--- Given information ---

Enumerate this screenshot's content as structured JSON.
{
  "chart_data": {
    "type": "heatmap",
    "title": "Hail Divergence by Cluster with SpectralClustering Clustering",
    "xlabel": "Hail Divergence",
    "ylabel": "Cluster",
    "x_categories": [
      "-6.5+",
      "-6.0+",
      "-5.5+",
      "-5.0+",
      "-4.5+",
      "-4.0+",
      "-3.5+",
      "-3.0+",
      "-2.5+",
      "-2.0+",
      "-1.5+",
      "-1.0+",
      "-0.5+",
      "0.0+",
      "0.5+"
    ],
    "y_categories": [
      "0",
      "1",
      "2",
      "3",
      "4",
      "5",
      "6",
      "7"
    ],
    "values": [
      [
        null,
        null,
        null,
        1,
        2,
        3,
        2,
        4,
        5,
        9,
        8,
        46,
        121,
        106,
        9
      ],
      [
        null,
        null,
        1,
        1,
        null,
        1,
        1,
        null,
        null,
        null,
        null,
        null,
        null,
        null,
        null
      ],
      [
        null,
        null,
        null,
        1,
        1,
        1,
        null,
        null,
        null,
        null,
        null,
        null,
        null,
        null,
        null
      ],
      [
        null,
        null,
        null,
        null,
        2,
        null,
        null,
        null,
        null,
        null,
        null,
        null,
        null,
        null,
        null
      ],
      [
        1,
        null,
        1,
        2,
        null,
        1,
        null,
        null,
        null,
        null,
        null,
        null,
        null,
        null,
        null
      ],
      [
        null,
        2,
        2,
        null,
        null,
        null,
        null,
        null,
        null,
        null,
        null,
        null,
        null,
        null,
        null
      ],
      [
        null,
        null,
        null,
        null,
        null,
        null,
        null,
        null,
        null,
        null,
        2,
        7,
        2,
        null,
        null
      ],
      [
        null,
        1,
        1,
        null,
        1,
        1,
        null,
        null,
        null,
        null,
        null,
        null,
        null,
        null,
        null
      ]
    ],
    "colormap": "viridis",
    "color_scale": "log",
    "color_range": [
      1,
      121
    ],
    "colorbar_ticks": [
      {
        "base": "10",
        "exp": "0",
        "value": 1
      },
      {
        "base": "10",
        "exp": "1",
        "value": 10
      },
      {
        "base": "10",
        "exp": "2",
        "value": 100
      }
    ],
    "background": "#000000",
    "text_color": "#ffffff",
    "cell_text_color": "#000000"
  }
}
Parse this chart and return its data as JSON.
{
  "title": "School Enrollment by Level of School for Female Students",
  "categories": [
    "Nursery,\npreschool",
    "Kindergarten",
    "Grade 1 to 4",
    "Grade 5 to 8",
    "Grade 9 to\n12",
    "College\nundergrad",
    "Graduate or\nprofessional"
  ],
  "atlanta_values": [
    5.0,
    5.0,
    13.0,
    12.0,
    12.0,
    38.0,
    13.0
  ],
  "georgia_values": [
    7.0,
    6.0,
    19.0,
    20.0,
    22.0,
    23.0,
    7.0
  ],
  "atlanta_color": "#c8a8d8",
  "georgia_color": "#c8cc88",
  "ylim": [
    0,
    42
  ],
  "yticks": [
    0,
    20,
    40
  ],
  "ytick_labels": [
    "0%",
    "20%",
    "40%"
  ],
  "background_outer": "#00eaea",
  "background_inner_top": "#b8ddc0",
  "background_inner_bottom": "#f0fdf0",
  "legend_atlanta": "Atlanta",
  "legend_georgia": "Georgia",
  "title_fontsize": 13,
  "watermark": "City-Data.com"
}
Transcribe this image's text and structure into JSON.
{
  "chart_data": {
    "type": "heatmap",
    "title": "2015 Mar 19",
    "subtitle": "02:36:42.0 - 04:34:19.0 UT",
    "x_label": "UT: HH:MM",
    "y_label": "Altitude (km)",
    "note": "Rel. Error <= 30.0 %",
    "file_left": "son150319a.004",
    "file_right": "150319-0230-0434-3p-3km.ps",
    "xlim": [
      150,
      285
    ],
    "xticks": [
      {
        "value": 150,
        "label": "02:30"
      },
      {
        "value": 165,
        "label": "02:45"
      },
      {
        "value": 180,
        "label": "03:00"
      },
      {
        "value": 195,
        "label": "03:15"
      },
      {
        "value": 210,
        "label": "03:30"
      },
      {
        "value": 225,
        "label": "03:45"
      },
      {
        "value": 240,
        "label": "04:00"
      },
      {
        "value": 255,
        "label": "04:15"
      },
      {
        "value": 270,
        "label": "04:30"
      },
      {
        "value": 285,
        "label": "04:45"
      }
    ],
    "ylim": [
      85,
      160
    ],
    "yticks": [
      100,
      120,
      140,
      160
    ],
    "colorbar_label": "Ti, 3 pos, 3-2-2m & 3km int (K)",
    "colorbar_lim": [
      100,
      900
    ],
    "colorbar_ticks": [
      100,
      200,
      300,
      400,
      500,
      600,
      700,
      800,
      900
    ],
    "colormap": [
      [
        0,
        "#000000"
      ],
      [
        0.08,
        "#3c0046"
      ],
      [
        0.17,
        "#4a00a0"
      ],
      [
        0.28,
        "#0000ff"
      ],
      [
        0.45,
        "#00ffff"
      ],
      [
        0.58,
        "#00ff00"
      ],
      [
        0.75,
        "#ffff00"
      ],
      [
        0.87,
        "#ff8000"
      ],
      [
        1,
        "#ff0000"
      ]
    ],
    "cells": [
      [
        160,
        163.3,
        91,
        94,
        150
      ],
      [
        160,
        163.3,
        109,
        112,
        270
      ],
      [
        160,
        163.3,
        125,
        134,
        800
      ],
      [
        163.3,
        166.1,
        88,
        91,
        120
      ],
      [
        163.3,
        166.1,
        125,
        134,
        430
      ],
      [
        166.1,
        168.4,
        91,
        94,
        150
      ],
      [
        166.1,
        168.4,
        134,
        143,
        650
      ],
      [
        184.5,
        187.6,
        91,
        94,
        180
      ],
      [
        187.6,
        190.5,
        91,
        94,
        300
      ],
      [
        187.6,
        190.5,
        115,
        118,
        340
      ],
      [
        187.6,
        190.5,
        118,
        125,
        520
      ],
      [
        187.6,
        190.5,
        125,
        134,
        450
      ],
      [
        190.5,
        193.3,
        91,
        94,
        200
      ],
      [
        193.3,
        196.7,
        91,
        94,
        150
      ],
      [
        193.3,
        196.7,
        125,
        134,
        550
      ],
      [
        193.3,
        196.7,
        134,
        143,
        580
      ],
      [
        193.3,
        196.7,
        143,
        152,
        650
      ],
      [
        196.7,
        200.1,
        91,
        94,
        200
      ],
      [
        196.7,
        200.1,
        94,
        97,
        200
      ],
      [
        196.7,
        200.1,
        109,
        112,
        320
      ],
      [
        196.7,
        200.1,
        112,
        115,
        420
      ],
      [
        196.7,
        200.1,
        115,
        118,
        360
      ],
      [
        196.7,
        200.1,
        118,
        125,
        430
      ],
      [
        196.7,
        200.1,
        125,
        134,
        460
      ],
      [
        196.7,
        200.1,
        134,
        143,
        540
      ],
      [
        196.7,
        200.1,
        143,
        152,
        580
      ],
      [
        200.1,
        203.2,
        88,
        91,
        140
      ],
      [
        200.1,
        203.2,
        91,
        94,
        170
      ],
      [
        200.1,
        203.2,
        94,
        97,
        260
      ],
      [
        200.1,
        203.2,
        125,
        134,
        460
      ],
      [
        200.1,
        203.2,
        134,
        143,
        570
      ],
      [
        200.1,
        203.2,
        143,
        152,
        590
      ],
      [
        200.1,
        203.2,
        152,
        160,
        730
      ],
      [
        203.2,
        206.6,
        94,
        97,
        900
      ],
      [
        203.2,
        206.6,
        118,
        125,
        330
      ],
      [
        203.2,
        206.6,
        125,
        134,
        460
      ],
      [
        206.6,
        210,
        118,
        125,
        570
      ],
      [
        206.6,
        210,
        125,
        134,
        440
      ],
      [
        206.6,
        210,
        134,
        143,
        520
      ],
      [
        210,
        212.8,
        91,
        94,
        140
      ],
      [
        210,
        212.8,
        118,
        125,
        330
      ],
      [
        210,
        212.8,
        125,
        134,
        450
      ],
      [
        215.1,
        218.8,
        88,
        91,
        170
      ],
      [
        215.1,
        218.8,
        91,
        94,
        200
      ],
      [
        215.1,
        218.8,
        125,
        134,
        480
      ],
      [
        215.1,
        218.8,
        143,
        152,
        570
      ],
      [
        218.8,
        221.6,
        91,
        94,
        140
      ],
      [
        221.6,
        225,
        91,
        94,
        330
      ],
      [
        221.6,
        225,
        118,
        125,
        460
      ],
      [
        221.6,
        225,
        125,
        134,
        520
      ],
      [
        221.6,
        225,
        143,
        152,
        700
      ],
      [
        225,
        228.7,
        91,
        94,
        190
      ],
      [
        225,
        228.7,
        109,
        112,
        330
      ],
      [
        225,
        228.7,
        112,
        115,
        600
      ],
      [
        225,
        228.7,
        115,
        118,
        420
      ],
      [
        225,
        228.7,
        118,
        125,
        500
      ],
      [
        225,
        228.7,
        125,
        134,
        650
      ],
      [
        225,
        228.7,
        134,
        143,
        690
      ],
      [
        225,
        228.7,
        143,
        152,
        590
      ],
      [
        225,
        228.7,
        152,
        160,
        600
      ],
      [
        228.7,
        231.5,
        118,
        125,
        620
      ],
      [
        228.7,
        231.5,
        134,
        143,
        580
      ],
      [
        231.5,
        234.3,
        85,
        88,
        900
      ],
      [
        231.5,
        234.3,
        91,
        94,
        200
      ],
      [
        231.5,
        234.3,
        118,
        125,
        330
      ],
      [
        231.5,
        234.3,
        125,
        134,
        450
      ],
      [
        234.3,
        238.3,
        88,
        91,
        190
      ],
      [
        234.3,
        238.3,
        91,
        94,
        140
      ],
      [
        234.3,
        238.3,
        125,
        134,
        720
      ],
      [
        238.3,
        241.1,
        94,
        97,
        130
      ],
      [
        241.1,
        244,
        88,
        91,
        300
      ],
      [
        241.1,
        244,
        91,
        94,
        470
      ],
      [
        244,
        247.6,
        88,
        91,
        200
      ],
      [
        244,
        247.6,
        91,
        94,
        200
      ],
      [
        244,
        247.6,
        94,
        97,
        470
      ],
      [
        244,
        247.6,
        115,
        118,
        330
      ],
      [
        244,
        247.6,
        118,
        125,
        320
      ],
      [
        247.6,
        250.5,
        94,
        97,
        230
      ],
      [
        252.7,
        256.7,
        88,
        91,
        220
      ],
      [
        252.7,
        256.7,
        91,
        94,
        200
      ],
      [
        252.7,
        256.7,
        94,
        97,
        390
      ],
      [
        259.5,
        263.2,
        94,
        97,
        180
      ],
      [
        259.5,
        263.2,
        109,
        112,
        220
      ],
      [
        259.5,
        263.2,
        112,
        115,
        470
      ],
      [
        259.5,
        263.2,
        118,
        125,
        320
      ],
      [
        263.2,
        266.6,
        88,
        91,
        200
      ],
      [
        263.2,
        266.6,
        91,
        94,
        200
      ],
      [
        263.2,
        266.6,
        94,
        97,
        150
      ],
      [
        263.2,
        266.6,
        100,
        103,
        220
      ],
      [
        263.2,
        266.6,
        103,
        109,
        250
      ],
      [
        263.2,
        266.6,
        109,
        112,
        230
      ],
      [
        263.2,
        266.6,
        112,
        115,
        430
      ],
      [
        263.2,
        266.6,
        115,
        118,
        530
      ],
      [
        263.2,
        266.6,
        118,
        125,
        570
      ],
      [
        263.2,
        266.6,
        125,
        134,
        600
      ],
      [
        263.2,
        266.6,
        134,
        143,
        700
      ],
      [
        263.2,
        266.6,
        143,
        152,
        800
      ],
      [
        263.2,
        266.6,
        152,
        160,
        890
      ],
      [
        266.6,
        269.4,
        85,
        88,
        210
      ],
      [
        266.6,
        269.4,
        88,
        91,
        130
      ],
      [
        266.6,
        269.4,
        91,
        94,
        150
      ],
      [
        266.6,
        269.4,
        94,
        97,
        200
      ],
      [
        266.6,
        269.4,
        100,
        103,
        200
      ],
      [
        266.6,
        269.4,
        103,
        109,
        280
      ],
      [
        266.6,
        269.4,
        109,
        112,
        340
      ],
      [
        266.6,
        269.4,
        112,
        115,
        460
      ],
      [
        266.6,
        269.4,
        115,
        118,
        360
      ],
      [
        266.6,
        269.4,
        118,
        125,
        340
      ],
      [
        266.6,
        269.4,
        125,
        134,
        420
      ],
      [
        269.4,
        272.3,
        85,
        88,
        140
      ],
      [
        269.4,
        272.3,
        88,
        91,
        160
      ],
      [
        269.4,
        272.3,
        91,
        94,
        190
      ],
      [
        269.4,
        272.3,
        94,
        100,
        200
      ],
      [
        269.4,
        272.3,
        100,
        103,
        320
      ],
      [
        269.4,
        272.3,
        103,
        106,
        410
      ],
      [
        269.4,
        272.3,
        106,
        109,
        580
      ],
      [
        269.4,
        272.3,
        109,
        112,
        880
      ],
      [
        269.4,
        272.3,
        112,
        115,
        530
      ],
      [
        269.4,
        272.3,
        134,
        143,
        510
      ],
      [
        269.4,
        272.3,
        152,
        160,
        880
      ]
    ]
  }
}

---

Check each line above for the string "Divergence" and report how many lines have it, giving only the number.

**Exercise result:** 2